REQUIREMENT =>
Gather up every line that includes the string "общем".

RECORDS TO PROCESS =>

>> start

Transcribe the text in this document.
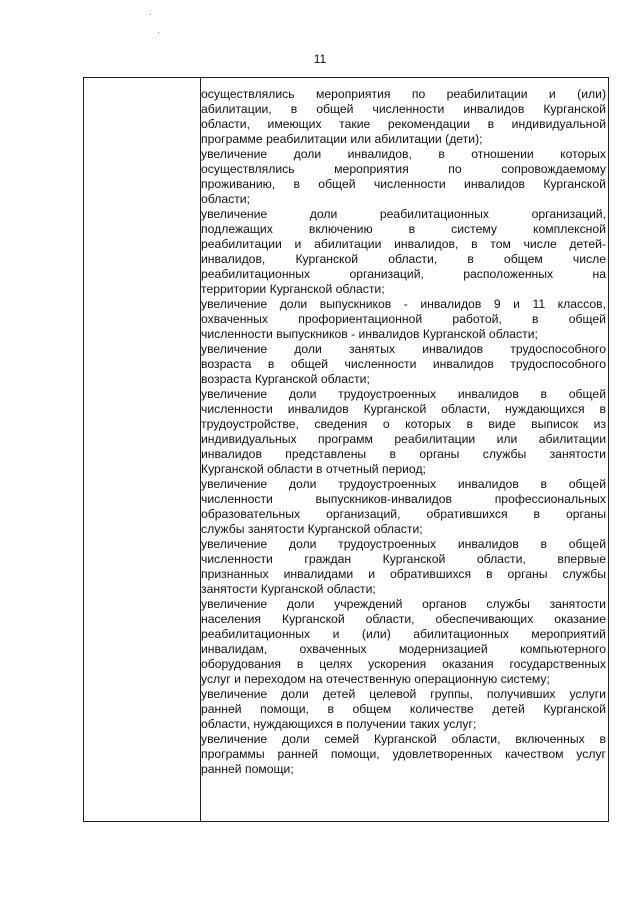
11
осуществлялись мероприятия по реабилитации и (или)
абилитации, в общей численности инвалидов Курганской
области, имеющих такие рекомендации в индивидуальной
программе реабилитации или абилитации (дети);
увеличение доли инвалидов, в отношении которых
осуществлялись мероприятия по сопровождаемому
проживанию, в общей численности инвалидов Курганской
области;
увеличение доли реабилитационных организаций,
подлежащих включению в систему комплексной
реабилитации и абилитации инвалидов, в том числе детей-
инвалидов, Курганской области, в общем числе
реабилитационных организаций, расположенных на
территории Курганской области;
увеличение доли выпускников - инвалидов 9 и 11 классов,
охваченных профориентационной работой, в общей
численности выпускников - инвалидов Курганской области;
увеличение доли занятых инвалидов трудоспособного
возраста в общей численности инвалидов трудоспособного
возраста Курганской области;
увеличение доли трудоустроенных инвалидов в общей
численности инвалидов Курганской области, нуждающихся в
трудоустройстве, сведения о которых в виде выписок из
индивидуальных программ реабилитации или абилитации
инвалидов представлены в органы службы занятости
Курганской области в отчетный период;
увеличение доли трудоустроенных инвалидов в общей
численности выпускников-инвалидов профессиональных
образовательных организаций, обратившихся в органы
службы занятости Курганской области;
увеличение доли трудоустроенных инвалидов в общей
численности граждан Курганской области, впервые
признанных инвалидами и обратившихся в органы службы
занятости Курганской области;
увеличение доли учреждений органов службы занятости
населения Курганской области, обеспечивающих оказание
реабилитационных и (или) абилитационных мероприятий
инвалидам, охваченных модернизацией компьютерного
оборудования в целях ускорения оказания государственных
услуг и переходом на отечественную операционную систему;
увеличение доли детей целевой группы, получивших услуги
ранней помощи, в общем количестве детей Курганской
области, нуждающихся в получении таких услуг;
увеличение доли семей Курганской области, включенных в
программы ранней помощи, удовлетворенных качеством услуг
ранней помощи;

>> end

TASK RESULT =>
инвалидов, Курганской области, в общем числе
ранней помощи, в общем количестве детей Курганской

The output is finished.